[Stored records]
▼▼▼

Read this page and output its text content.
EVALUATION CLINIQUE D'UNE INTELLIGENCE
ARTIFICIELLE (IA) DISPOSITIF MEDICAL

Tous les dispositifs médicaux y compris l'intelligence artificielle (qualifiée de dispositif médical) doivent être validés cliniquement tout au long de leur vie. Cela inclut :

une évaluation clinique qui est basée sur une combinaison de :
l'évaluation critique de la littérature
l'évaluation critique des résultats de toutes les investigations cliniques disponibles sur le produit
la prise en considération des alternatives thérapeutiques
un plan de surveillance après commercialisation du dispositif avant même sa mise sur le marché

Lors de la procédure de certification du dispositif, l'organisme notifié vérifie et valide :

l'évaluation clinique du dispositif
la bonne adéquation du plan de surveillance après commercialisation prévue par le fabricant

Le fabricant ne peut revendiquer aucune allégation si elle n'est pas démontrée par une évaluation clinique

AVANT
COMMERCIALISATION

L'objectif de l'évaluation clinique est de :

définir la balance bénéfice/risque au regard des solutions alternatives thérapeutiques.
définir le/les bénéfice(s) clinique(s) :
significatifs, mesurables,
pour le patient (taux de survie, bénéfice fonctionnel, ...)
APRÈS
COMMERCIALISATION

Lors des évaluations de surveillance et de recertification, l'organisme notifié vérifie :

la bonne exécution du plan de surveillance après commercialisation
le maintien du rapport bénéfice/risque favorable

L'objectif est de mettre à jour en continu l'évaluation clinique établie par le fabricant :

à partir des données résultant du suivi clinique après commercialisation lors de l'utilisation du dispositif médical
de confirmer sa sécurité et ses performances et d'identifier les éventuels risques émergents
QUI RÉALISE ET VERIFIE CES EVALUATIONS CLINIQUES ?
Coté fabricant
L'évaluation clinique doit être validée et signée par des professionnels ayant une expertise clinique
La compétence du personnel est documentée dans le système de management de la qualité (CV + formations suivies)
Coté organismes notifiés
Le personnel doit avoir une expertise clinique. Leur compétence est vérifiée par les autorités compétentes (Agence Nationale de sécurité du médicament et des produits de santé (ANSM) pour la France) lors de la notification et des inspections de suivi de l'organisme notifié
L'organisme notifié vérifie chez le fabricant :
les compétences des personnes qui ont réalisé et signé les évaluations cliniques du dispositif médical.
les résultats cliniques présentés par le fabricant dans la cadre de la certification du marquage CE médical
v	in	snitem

▲▲▲

Task brief:
Return each entry from the material above exactly as it appears.

Full answer:
Read this page and output its text content.
EVALUATION CLINIQUE D'UNE INTELLIGENCE
ARTIFICIELLE (IA) DISPOSITIF MEDICAL

Tous les dispositifs médicaux y compris l'intelligence artificielle (qualifiée de dispositif médical) doivent être validés cliniquement tout au long de leur vie. Cela inclut :

une évaluation clinique qui est basée sur une combinaison de :
l'évaluation critique de la littérature
l'évaluation critique des résultats de toutes les investigations cliniques disponibles sur le produit
la prise en considération des alternatives thérapeutiques
un plan de surveillance après commercialisation du dispositif avant même sa mise sur le marché

Lors de la procédure de certification du dispositif, l'organisme notifié vérifie et valide :

l'évaluation clinique du dispositif
la bonne adéquation du plan de surveillance après commercialisation prévue par le fabricant

Le fabricant ne peut revendiquer aucune allégation si elle n'est pas démontrée par une évaluation clinique

AVANT
COMMERCIALISATION

L'objectif de l'évaluation clinique est de :

définir la balance bénéfice/risque au regard des solutions alternatives thérapeutiques.
définir le/les bénéfice(s) clinique(s) :
significatifs, mesurables,
pour le patient (taux de survie, bénéfice fonctionnel, ...)
APRÈS
COMMERCIALISATION

Lors des évaluations de surveillance et de recertification, l'organisme notifié vérifie :

la bonne exécution du plan de surveillance après commercialisation
le maintien du rapport bénéfice/risque favorable

L'objectif est de mettre à jour en continu l'évaluation clinique établie par le fabricant :

à partir des données résultant du suivi clinique après commercialisation lors de l'utilisation du dispositif médical
de confirmer sa sécurité et ses performances et d'identifier les éventuels risques émergents
QUI RÉALISE ET VERIFIE CES EVALUATIONS CLINIQUES ?
Coté fabricant
L'évaluation clinique doit être validée et signée par des professionnels ayant une expertise clinique
La compétence du personnel est documentée dans le système de management de la qualité (CV + formations suivies)
Coté organismes notifiés
Le personnel doit avoir une expertise clinique. Leur compétence est vérifiée par les autorités compétentes (Agence Nationale de sécurité du médicament et des produits de santé (ANSM) pour la France) lors de la notification et des inspections de suivi de l'organisme notifié
L'organisme notifié vérifie chez le fabricant :
les compétences des personnes qui ont réalisé et signé les évaluations cliniques du dispositif médical.
les résultats cliniques présentés par le fabricant dans la cadre de la certification du marquage CE médical
v	in	snitem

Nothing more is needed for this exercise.